▸ Data:

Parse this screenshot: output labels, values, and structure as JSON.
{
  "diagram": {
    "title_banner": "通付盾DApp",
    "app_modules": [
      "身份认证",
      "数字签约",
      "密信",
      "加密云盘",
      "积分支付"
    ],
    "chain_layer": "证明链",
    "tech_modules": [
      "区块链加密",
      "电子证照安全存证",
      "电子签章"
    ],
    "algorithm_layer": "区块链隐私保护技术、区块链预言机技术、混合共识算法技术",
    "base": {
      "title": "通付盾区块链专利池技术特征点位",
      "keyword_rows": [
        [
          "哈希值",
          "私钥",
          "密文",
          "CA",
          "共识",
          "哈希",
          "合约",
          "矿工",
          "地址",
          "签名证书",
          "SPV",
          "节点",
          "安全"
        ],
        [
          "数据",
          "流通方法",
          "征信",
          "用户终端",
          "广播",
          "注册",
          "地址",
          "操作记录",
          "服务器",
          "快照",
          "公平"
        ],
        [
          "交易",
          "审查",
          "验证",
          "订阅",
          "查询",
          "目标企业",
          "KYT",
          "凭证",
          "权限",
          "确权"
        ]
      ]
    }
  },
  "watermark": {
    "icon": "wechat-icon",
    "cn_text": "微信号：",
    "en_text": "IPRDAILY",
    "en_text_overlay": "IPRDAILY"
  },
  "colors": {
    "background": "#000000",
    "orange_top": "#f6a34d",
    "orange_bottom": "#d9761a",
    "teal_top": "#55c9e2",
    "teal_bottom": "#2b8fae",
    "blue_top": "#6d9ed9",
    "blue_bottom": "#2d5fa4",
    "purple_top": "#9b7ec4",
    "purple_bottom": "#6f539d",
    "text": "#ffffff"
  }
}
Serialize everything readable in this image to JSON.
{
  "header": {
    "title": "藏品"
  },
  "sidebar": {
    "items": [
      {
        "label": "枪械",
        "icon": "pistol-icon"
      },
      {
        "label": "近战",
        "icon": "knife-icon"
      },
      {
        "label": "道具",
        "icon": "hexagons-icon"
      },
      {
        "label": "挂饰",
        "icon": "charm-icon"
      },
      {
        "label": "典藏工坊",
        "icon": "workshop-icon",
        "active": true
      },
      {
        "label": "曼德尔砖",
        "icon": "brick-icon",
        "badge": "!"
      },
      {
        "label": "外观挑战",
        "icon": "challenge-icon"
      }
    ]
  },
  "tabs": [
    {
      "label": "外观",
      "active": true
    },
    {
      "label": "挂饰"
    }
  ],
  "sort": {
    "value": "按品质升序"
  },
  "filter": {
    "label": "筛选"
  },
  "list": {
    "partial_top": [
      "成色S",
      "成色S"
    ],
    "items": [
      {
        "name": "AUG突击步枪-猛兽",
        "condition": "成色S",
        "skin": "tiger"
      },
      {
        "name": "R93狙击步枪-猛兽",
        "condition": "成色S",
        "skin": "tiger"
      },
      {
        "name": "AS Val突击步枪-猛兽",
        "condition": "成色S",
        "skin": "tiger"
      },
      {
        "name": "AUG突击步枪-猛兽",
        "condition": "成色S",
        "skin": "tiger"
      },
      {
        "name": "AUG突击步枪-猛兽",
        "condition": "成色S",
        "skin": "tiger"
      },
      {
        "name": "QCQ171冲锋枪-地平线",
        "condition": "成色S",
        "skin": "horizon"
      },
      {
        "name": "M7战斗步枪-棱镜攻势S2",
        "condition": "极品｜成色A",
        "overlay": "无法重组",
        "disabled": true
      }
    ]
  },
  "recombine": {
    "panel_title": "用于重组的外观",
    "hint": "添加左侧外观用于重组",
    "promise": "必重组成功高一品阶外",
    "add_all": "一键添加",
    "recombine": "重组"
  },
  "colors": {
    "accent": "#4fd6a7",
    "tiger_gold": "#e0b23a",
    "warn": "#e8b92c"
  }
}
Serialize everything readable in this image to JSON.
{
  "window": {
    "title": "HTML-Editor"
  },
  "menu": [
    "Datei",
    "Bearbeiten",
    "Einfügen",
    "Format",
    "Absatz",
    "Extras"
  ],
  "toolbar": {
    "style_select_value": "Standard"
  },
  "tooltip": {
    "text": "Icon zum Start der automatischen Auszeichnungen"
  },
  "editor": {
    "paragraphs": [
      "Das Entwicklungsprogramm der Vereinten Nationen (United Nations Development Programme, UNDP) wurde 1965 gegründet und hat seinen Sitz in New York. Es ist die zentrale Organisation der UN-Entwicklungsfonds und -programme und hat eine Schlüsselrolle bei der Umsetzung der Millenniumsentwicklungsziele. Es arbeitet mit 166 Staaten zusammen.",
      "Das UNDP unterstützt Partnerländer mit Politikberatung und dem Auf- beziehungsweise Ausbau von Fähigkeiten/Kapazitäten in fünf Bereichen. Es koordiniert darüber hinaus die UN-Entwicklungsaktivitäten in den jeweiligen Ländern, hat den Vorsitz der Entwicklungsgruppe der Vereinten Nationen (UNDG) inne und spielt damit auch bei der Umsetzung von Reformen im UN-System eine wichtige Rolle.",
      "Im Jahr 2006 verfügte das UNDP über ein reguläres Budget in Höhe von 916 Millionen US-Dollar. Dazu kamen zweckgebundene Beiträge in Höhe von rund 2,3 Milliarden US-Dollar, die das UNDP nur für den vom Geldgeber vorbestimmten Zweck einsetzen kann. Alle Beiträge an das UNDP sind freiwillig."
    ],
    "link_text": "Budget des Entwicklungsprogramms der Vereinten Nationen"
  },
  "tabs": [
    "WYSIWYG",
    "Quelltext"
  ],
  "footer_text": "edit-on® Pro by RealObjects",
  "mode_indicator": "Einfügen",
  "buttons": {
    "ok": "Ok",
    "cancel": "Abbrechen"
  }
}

▸ Instructions to follow: Count the lines in the records above that hold the word "true", and give only that number.

▸ Full output: 3